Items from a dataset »

* begin *

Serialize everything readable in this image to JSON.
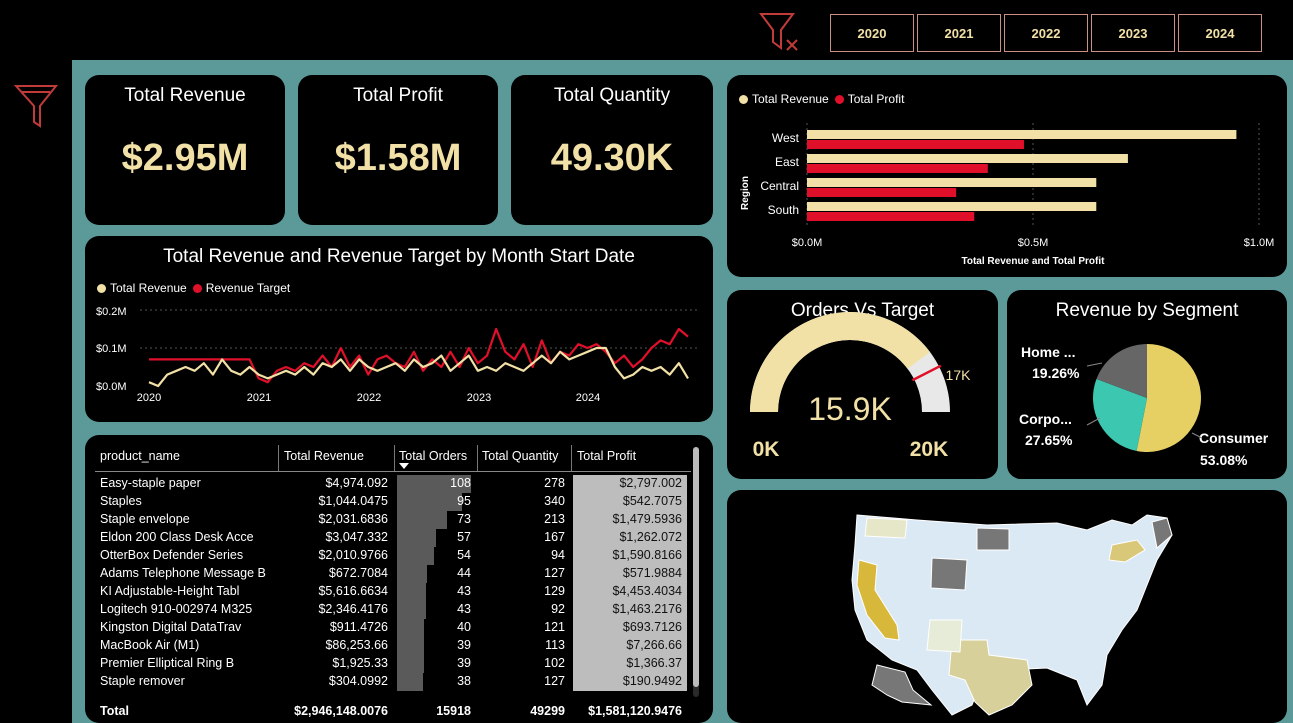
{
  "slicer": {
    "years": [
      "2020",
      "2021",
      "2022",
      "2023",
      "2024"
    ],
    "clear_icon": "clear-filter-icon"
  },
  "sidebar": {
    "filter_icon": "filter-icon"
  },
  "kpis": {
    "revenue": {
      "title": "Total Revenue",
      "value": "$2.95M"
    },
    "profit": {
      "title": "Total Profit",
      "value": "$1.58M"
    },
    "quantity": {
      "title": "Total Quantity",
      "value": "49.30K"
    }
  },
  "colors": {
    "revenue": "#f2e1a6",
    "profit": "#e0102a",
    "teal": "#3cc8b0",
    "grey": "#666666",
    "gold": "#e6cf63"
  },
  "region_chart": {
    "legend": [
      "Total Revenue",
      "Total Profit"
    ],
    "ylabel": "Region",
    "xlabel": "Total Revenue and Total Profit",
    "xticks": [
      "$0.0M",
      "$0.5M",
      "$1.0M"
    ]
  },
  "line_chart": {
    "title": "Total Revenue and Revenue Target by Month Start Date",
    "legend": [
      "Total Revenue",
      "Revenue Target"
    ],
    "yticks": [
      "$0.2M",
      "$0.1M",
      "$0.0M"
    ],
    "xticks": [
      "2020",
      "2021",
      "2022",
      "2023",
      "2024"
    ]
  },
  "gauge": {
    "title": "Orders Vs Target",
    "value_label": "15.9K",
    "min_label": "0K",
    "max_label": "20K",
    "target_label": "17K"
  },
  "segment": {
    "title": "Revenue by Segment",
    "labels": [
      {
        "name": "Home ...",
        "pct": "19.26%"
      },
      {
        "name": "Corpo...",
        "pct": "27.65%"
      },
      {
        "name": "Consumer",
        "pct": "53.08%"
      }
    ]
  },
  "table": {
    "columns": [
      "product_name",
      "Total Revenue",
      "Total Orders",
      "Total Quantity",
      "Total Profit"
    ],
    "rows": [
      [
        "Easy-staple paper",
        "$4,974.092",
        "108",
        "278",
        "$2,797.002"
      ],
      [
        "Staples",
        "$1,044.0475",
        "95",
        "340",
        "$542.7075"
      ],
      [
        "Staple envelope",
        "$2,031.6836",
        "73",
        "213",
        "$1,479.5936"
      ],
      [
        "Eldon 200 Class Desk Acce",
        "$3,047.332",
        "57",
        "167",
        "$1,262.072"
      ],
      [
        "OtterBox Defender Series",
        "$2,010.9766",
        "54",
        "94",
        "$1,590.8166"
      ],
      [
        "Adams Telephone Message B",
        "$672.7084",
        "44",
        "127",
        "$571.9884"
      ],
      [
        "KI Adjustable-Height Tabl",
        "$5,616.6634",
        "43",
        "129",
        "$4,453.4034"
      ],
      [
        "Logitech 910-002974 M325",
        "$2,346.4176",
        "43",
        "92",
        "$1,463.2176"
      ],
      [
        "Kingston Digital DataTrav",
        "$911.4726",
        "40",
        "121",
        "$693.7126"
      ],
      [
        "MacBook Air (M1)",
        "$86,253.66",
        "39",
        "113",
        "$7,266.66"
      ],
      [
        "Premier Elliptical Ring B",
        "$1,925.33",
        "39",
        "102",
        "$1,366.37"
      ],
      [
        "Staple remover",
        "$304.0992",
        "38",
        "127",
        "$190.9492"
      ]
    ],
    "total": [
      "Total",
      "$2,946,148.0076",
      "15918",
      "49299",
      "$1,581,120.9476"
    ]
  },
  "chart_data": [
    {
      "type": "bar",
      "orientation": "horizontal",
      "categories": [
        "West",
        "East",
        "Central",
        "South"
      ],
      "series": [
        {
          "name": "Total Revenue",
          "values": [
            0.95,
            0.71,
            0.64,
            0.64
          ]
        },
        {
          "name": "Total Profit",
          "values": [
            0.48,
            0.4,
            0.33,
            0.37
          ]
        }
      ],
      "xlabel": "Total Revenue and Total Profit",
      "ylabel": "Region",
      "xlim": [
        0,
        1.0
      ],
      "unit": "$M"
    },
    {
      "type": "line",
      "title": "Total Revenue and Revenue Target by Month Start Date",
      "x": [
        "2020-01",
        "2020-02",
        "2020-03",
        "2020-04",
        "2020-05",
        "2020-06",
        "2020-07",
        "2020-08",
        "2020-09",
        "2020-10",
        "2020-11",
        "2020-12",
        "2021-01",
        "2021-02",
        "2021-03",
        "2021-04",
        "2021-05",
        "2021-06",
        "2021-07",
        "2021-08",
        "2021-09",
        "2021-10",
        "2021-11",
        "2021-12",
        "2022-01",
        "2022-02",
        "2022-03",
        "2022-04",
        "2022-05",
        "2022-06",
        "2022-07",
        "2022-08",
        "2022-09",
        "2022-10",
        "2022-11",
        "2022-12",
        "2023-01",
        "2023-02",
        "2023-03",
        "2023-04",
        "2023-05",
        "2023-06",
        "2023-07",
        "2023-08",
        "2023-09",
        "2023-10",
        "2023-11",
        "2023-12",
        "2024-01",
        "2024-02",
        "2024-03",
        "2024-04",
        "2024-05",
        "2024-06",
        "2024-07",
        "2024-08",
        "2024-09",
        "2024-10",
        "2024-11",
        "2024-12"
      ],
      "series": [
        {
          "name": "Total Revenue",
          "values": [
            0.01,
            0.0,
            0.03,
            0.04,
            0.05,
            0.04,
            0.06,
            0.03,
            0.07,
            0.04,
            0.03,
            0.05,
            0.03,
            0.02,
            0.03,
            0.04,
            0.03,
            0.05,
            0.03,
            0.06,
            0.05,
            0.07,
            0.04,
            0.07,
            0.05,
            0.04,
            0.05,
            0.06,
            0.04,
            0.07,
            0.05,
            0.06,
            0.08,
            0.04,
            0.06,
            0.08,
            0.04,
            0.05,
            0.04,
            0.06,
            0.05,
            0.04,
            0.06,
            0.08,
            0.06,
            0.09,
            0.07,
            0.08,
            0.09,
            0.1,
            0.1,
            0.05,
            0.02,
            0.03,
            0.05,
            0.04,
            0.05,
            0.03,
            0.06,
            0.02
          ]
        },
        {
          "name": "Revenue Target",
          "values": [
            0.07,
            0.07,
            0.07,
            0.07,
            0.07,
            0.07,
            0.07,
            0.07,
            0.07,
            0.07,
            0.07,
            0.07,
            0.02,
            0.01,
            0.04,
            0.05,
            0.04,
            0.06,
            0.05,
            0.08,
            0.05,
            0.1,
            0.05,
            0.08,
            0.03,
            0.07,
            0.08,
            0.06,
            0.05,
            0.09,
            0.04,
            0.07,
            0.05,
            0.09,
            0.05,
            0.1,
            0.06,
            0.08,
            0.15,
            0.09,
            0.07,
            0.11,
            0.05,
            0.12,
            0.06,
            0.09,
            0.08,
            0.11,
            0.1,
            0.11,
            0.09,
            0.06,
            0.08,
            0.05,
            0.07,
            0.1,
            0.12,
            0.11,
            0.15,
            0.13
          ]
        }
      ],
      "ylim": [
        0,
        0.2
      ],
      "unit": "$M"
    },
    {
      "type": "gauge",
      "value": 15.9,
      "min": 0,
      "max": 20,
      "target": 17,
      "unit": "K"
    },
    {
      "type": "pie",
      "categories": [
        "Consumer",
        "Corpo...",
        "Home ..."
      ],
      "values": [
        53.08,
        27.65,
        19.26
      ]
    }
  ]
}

* end *

WHAT THIS TASK INVOLVES » Write out each entry exactly as given, but skip the pictures.

TASK RESULT »
Serialize everything readable in this image to JSON.
{
  "slicer": {
    "years": [
      "2020",
      "2021",
      "2022",
      "2023",
      "2024"
    ],
    "clear_icon": "clear-filter-icon"
  },
  "sidebar": {
    "filter_icon": "filter-icon"
  },
  "kpis": {
    "revenue": {
      "title": "Total Revenue",
      "value": "$2.95M"
    },
    "profit": {
      "title": "Total Profit",
      "value": "$1.58M"
    },
    "quantity": {
      "title": "Total Quantity",
      "value": "49.30K"
    }
  },
  "colors": {
    "revenue": "#f2e1a6",
    "profit": "#e0102a",
    "teal": "#3cc8b0",
    "grey": "#666666",
    "gold": "#e6cf63"
  },
  "region_chart": {
    "legend": [
      "Total Revenue",
      "Total Profit"
    ],
    "ylabel": "Region",
    "xlabel": "Total Revenue and Total Profit",
    "xticks": [
      "$0.0M",
      "$0.5M",
      "$1.0M"
    ]
  },
  "line_chart": {
    "title": "Total Revenue and Revenue Target by Month Start Date",
    "legend": [
      "Total Revenue",
      "Revenue Target"
    ],
    "yticks": [
      "$0.2M",
      "$0.1M",
      "$0.0M"
    ],
    "xticks": [
      "2020",
      "2021",
      "2022",
      "2023",
      "2024"
    ]
  },
  "gauge": {
    "title": "Orders Vs Target",
    "value_label": "15.9K",
    "min_label": "0K",
    "max_label": "20K",
    "target_label": "17K"
  },
  "segment": {
    "title": "Revenue by Segment",
    "labels": [
      {
        "name": "Home ...",
        "pct": "19.26%"
      },
      {
        "name": "Corpo...",
        "pct": "27.65%"
      },
      {
        "name": "Consumer",
        "pct": "53.08%"
      }
    ]
  },
  "table": {
    "columns": [
      "product_name",
      "Total Revenue",
      "Total Orders",
      "Total Quantity",
      "Total Profit"
    ],
    "rows": [
      [
        "Easy-staple paper",
        "$4,974.092",
        "108",
        "278",
        "$2,797.002"
      ],
      [
        "Staples",
        "$1,044.0475",
        "95",
        "340",
        "$542.7075"
      ],
      [
        "Staple envelope",
        "$2,031.6836",
        "73",
        "213",
        "$1,479.5936"
      ],
      [
        "Eldon 200 Class Desk Acce",
        "$3,047.332",
        "57",
        "167",
        "$1,262.072"
      ],
      [
        "OtterBox Defender Series",
        "$2,010.9766",
        "54",
        "94",
        "$1,590.8166"
      ],
      [
        "Adams Telephone Message B",
        "$672.7084",
        "44",
        "127",
        "$571.9884"
      ],
      [
        "KI Adjustable-Height Tabl",
        "$5,616.6634",
        "43",
        "129",
        "$4,453.4034"
      ],
      [
        "Logitech 910-002974 M325",
        "$2,346.4176",
        "43",
        "92",
        "$1,463.2176"
      ],
      [
        "Kingston Digital DataTrav",
        "$911.4726",
        "40",
        "121",
        "$693.7126"
      ],
      [
        "MacBook Air (M1)",
        "$86,253.66",
        "39",
        "113",
        "$7,266.66"
      ],
      [
        "Premier Elliptical Ring B",
        "$1,925.33",
        "39",
        "102",
        "$1,366.37"
      ],
      [
        "Staple remover",
        "$304.0992",
        "38",
        "127",
        "$190.9492"
      ]
    ],
    "total": [
      "Total",
      "$2,946,148.0076",
      "15918",
      "49299",
      "$1,581,120.9476"
    ]
  },
  "chart_data": [
    {
      "type": "bar",
      "orientation": "horizontal",
      "categories": [
        "West",
        "East",
        "Central",
        "South"
      ],
      "series": [
        {
          "name": "Total Revenue",
          "values": [
            0.95,
            0.71,
            0.64,
            0.64
          ]
        },
        {
          "name": "Total Profit",
          "values": [
            0.48,
            0.4,
            0.33,
            0.37
          ]
        }
      ],
      "xlabel": "Total Revenue and Total Profit",
      "ylabel": "Region",
      "xlim": [
        0,
        1.0
      ],
      "unit": "$M"
    },
    {
      "type": "line",
      "title": "Total Revenue and Revenue Target by Month Start Date",
      "x": [
        "2020-01",
        "2020-02",
        "2020-03",
        "2020-04",
        "2020-05",
        "2020-06",
        "2020-07",
        "2020-08",
        "2020-09",
        "2020-10",
        "2020-11",
        "2020-12",
        "2021-01",
        "2021-02",
        "2021-03",
        "2021-04",
        "2021-05",
        "2021-06",
        "2021-07",
        "2021-08",
        "2021-09",
        "2021-10",
        "2021-11",
        "2021-12",
        "2022-01",
        "2022-02",
        "2022-03",
        "2022-04",
        "2022-05",
        "2022-06",
        "2022-07",
        "2022-08",
        "2022-09",
        "2022-10",
        "2022-11",
        "2022-12",
        "2023-01",
        "2023-02",
        "2023-03",
        "2023-04",
        "2023-05",
        "2023-06",
        "2023-07",
        "2023-08",
        "2023-09",
        "2023-10",
        "2023-11",
        "2023-12",
        "2024-01",
        "2024-02",
        "2024-03",
        "2024-04",
        "2024-05",
        "2024-06",
        "2024-07",
        "2024-08",
        "2024-09",
        "2024-10",
        "2024-11",
        "2024-12"
      ],
      "series": [
        {
          "name": "Total Revenue",
          "values": [
            0.01,
            0.0,
            0.03,
            0.04,
            0.05,
            0.04,
            0.06,
            0.03,
            0.07,
            0.04,
            0.03,
            0.05,
            0.03,
            0.02,
            0.03,
            0.04,
            0.03,
            0.05,
            0.03,
            0.06,
            0.05,
            0.07,
            0.04,
            0.07,
            0.05,
            0.04,
            0.05,
            0.06,
            0.04,
            0.07,
            0.05,
            0.06,
            0.08,
            0.04,
            0.06,
            0.08,
            0.04,
            0.05,
            0.04,
            0.06,
            0.05,
            0.04,
            0.06,
            0.08,
            0.06,
            0.09,
            0.07,
            0.08,
            0.09,
            0.1,
            0.1,
            0.05,
            0.02,
            0.03,
            0.05,
            0.04,
            0.05,
            0.03,
            0.06,
            0.02
          ]
        },
        {
          "name": "Revenue Target",
          "values": [
            0.07,
            0.07,
            0.07,
            0.07,
            0.07,
            0.07,
            0.07,
            0.07,
            0.07,
            0.07,
            0.07,
            0.07,
            0.02,
            0.01,
            0.04,
            0.05,
            0.04,
            0.06,
            0.05,
            0.08,
            0.05,
            0.1,
            0.05,
            0.08,
            0.03,
            0.07,
            0.08,
            0.06,
            0.05,
            0.09,
            0.04,
            0.07,
            0.05,
            0.09,
            0.05,
            0.1,
            0.06,
            0.08,
            0.15,
            0.09,
            0.07,
            0.11,
            0.05,
            0.12,
            0.06,
            0.09,
            0.08,
            0.11,
            0.1,
            0.11,
            0.09,
            0.06,
            0.08,
            0.05,
            0.07,
            0.1,
            0.12,
            0.11,
            0.15,
            0.13
          ]
        }
      ],
      "ylim": [
        0,
        0.2
      ],
      "unit": "$M"
    },
    {
      "type": "gauge",
      "value": 15.9,
      "min": 0,
      "max": 20,
      "target": 17,
      "unit": "K"
    },
    {
      "type": "pie",
      "categories": [
        "Consumer",
        "Corpo...",
        "Home ..."
      ],
      "values": [
        53.08,
        27.65,
        19.26
      ]
    }
  ]
}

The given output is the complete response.